» **What is asked**
Reproduce all of the records exactly.

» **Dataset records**
** START **
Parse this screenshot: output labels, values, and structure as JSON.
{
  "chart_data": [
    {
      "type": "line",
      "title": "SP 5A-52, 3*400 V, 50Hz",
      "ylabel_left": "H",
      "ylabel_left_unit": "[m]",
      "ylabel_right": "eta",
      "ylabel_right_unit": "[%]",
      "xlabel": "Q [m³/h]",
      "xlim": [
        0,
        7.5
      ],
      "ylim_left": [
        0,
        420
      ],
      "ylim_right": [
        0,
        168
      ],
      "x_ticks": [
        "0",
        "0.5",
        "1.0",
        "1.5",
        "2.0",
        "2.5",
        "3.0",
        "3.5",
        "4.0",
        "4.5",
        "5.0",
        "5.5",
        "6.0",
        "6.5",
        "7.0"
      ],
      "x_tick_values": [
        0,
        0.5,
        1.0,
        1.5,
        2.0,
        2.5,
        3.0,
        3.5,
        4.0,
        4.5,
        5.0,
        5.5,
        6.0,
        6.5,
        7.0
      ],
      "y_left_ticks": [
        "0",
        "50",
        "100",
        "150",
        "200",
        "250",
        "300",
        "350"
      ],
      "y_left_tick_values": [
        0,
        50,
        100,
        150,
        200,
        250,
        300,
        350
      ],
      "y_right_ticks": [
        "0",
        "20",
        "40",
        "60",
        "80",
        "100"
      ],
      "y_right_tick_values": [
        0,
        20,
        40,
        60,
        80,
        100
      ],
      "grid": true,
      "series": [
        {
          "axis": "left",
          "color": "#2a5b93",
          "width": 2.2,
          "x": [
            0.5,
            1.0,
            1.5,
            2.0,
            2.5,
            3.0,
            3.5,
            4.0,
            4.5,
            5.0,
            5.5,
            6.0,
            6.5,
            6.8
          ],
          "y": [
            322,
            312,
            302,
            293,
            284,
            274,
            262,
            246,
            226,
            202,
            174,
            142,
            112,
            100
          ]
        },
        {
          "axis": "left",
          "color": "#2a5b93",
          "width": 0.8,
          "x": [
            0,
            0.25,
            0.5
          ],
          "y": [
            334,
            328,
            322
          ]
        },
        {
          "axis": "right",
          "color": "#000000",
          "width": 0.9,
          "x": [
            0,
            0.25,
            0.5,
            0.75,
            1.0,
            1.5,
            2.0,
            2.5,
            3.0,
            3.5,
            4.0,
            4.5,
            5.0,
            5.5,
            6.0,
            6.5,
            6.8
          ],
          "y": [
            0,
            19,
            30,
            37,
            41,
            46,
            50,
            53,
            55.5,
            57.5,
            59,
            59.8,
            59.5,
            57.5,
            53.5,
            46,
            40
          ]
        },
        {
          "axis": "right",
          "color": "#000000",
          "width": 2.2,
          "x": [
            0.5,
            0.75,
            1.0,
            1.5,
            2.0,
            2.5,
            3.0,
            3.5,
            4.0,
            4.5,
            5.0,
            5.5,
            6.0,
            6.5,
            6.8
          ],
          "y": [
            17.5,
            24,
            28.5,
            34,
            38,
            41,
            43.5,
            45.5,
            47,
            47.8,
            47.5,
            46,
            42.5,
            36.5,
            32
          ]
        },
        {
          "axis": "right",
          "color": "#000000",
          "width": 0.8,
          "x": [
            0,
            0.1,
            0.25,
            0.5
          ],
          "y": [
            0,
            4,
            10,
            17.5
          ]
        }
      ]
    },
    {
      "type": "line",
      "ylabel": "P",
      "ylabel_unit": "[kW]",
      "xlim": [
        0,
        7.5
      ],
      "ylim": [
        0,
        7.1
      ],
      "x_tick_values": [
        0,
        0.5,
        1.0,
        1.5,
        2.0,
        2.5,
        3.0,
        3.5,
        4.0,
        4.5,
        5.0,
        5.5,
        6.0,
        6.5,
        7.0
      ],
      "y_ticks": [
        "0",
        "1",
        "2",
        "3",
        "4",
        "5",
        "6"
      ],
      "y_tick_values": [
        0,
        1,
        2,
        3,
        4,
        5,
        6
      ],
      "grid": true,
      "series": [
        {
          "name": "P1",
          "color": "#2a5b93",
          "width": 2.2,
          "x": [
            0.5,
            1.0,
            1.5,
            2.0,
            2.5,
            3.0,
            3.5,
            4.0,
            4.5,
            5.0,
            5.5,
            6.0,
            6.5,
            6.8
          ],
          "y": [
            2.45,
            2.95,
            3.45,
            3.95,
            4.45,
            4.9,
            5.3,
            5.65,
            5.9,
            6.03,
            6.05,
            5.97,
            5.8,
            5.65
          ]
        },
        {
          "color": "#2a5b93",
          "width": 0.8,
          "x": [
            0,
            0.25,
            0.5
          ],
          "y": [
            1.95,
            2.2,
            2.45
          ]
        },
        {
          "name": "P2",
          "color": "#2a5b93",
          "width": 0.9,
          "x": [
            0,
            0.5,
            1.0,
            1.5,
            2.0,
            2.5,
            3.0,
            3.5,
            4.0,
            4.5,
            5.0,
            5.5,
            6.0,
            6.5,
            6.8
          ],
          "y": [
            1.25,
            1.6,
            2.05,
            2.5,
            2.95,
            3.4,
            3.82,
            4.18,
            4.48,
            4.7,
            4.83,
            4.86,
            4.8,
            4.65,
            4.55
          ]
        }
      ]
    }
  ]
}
** END **
» **Response below**
Parse this screenshot: output labels, values, and structure as JSON.
{
  "chart_data": [
    {
      "type": "line",
      "title": "SP 5A-52, 3*400 V, 50Hz",
      "ylabel_left": "H",
      "ylabel_left_unit": "[m]",
      "ylabel_right": "eta",
      "ylabel_right_unit": "[%]",
      "xlabel": "Q [m³/h]",
      "xlim": [
        0,
        7.5
      ],
      "ylim_left": [
        0,
        420
      ],
      "ylim_right": [
        0,
        168
      ],
      "x_ticks": [
        "0",
        "0.5",
        "1.0",
        "1.5",
        "2.0",
        "2.5",
        "3.0",
        "3.5",
        "4.0",
        "4.5",
        "5.0",
        "5.5",
        "6.0",
        "6.5",
        "7.0"
      ],
      "x_tick_values": [
        0,
        0.5,
        1.0,
        1.5,
        2.0,
        2.5,
        3.0,
        3.5,
        4.0,
        4.5,
        5.0,
        5.5,
        6.0,
        6.5,
        7.0
      ],
      "y_left_ticks": [
        "0",
        "50",
        "100",
        "150",
        "200",
        "250",
        "300",
        "350"
      ],
      "y_left_tick_values": [
        0,
        50,
        100,
        150,
        200,
        250,
        300,
        350
      ],
      "y_right_ticks": [
        "0",
        "20",
        "40",
        "60",
        "80",
        "100"
      ],
      "y_right_tick_values": [
        0,
        20,
        40,
        60,
        80,
        100
      ],
      "grid": true,
      "series": [
        {
          "axis": "left",
          "color": "#2a5b93",
          "width": 2.2,
          "x": [
            0.5,
            1.0,
            1.5,
            2.0,
            2.5,
            3.0,
            3.5,
            4.0,
            4.5,
            5.0,
            5.5,
            6.0,
            6.5,
            6.8
          ],
          "y": [
            322,
            312,
            302,
            293,
            284,
            274,
            262,
            246,
            226,
            202,
            174,
            142,
            112,
            100
          ]
        },
        {
          "axis": "left",
          "color": "#2a5b93",
          "width": 0.8,
          "x": [
            0,
            0.25,
            0.5
          ],
          "y": [
            334,
            328,
            322
          ]
        },
        {
          "axis": "right",
          "color": "#000000",
          "width": 0.9,
          "x": [
            0,
            0.25,
            0.5,
            0.75,
            1.0,
            1.5,
            2.0,
            2.5,
            3.0,
            3.5,
            4.0,
            4.5,
            5.0,
            5.5,
            6.0,
            6.5,
            6.8
          ],
          "y": [
            0,
            19,
            30,
            37,
            41,
            46,
            50,
            53,
            55.5,
            57.5,
            59,
            59.8,
            59.5,
            57.5,
            53.5,
            46,
            40
          ]
        },
        {
          "axis": "right",
          "color": "#000000",
          "width": 2.2,
          "x": [
            0.5,
            0.75,
            1.0,
            1.5,
            2.0,
            2.5,
            3.0,
            3.5,
            4.0,
            4.5,
            5.0,
            5.5,
            6.0,
            6.5,
            6.8
          ],
          "y": [
            17.5,
            24,
            28.5,
            34,
            38,
            41,
            43.5,
            45.5,
            47,
            47.8,
            47.5,
            46,
            42.5,
            36.5,
            32
          ]
        },
        {
          "axis": "right",
          "color": "#000000",
          "width": 0.8,
          "x": [
            0,
            0.1,
            0.25,
            0.5
          ],
          "y": [
            0,
            4,
            10,
            17.5
          ]
        }
      ]
    },
    {
      "type": "line",
      "ylabel": "P",
      "ylabel_unit": "[kW]",
      "xlim": [
        0,
        7.5
      ],
      "ylim": [
        0,
        7.1
      ],
      "x_tick_values": [
        0,
        0.5,
        1.0,
        1.5,
        2.0,
        2.5,
        3.0,
        3.5,
        4.0,
        4.5,
        5.0,
        5.5,
        6.0,
        6.5,
        7.0
      ],
      "y_ticks": [
        "0",
        "1",
        "2",
        "3",
        "4",
        "5",
        "6"
      ],
      "y_tick_values": [
        0,
        1,
        2,
        3,
        4,
        5,
        6
      ],
      "grid": true,
      "series": [
        {
          "name": "P1",
          "color": "#2a5b93",
          "width": 2.2,
          "x": [
            0.5,
            1.0,
            1.5,
            2.0,
            2.5,
            3.0,
            3.5,
            4.0,
            4.5,
            5.0,
            5.5,
            6.0,
            6.5,
            6.8
          ],
          "y": [
            2.45,
            2.95,
            3.45,
            3.95,
            4.45,
            4.9,
            5.3,
            5.65,
            5.9,
            6.03,
            6.05,
            5.97,
            5.8,
            5.65
          ]
        },
        {
          "color": "#2a5b93",
          "width": 0.8,
          "x": [
            0,
            0.25,
            0.5
          ],
          "y": [
            1.95,
            2.2,
            2.45
          ]
        },
        {
          "name": "P2",
          "color": "#2a5b93",
          "width": 0.9,
          "x": [
            0,
            0.5,
            1.0,
            1.5,
            2.0,
            2.5,
            3.0,
            3.5,
            4.0,
            4.5,
            5.0,
            5.5,
            6.0,
            6.5,
            6.8
          ],
          "y": [
            1.25,
            1.6,
            2.05,
            2.5,
            2.95,
            3.4,
            3.82,
            4.18,
            4.48,
            4.7,
            4.83,
            4.86,
            4.8,
            4.65,
            4.55
          ]
        }
      ]
    }
  ]
}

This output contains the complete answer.